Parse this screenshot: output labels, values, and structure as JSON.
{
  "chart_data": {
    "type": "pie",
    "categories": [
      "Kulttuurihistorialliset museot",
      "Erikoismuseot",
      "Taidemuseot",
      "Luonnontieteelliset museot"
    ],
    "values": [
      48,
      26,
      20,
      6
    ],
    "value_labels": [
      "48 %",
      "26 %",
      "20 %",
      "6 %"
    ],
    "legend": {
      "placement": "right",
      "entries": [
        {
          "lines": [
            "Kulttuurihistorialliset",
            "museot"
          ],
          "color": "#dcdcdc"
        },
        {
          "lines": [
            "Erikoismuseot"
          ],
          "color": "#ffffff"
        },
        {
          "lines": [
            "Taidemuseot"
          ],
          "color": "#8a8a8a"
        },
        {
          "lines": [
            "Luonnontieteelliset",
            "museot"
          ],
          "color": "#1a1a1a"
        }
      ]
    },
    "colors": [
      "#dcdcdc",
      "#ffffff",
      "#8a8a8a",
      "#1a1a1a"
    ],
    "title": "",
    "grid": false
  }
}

...

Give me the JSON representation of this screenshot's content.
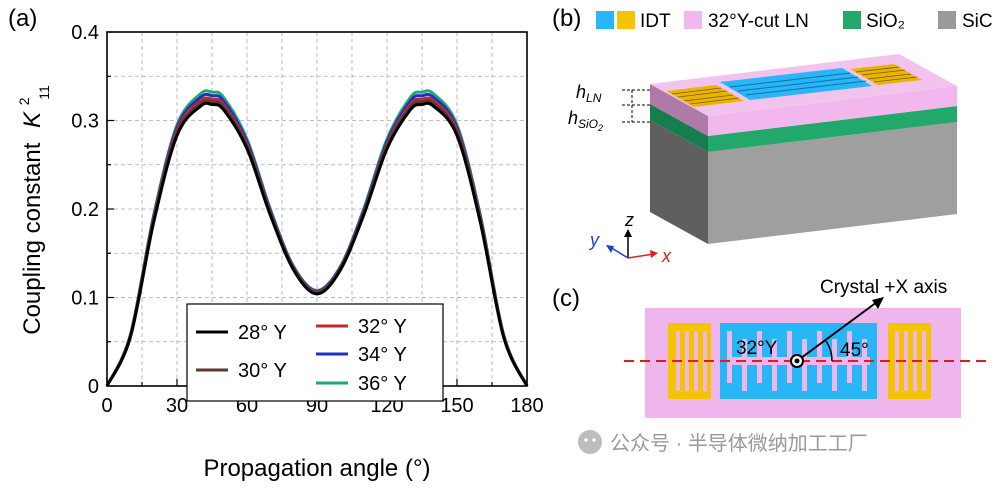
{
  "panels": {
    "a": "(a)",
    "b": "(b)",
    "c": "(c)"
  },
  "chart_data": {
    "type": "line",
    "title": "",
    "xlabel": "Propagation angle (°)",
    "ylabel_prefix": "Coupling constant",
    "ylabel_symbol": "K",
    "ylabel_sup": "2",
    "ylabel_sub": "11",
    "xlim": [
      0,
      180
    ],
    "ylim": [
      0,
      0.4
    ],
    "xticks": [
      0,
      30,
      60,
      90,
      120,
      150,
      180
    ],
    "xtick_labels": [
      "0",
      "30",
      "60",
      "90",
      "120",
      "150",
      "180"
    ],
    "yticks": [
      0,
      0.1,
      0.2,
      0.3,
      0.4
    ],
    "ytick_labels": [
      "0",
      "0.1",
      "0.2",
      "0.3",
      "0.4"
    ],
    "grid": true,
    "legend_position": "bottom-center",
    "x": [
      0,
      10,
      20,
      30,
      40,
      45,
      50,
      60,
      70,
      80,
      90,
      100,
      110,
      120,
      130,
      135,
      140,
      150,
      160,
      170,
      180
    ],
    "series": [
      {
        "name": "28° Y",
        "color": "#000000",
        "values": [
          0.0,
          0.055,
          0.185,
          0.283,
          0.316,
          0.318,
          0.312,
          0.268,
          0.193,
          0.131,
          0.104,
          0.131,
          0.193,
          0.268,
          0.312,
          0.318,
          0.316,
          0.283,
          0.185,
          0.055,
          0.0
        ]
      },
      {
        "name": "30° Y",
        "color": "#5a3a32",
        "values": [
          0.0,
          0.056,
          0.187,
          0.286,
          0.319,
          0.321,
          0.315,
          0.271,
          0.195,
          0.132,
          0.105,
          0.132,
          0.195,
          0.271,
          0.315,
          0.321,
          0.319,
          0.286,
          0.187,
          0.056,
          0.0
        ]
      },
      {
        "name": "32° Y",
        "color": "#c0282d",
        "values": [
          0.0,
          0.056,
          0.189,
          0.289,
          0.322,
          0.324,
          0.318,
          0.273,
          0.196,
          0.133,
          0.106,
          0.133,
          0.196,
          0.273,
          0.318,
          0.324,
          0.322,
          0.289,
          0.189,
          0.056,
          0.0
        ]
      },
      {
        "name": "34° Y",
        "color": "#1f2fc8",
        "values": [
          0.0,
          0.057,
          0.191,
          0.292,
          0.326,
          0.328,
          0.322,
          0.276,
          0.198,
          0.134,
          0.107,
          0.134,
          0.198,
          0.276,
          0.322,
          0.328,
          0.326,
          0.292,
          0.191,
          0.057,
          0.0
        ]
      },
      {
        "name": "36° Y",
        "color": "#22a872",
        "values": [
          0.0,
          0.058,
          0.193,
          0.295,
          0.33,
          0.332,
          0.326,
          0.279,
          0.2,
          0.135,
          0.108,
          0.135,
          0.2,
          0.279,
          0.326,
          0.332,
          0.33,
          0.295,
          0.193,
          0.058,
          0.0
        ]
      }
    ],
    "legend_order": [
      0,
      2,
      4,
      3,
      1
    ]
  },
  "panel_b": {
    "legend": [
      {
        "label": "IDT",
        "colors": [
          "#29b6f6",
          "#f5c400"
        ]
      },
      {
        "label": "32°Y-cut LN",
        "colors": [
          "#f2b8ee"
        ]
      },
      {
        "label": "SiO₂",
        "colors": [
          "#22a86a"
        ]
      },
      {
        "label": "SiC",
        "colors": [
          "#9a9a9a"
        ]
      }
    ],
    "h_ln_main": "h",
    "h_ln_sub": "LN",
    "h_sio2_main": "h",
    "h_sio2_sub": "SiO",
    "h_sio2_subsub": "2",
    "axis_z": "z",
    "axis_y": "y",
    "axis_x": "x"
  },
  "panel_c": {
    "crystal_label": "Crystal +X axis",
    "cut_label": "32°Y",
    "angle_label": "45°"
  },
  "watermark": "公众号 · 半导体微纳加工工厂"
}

**WORK TO COMPLETE**
Every line of the listing that holds "screenshot" should be found and copied.

**RESULT FOR THIS TASK**
Parse this screenshot: output labels, values, and structure as JSON.
Give me the JSON representation of this screenshot's content.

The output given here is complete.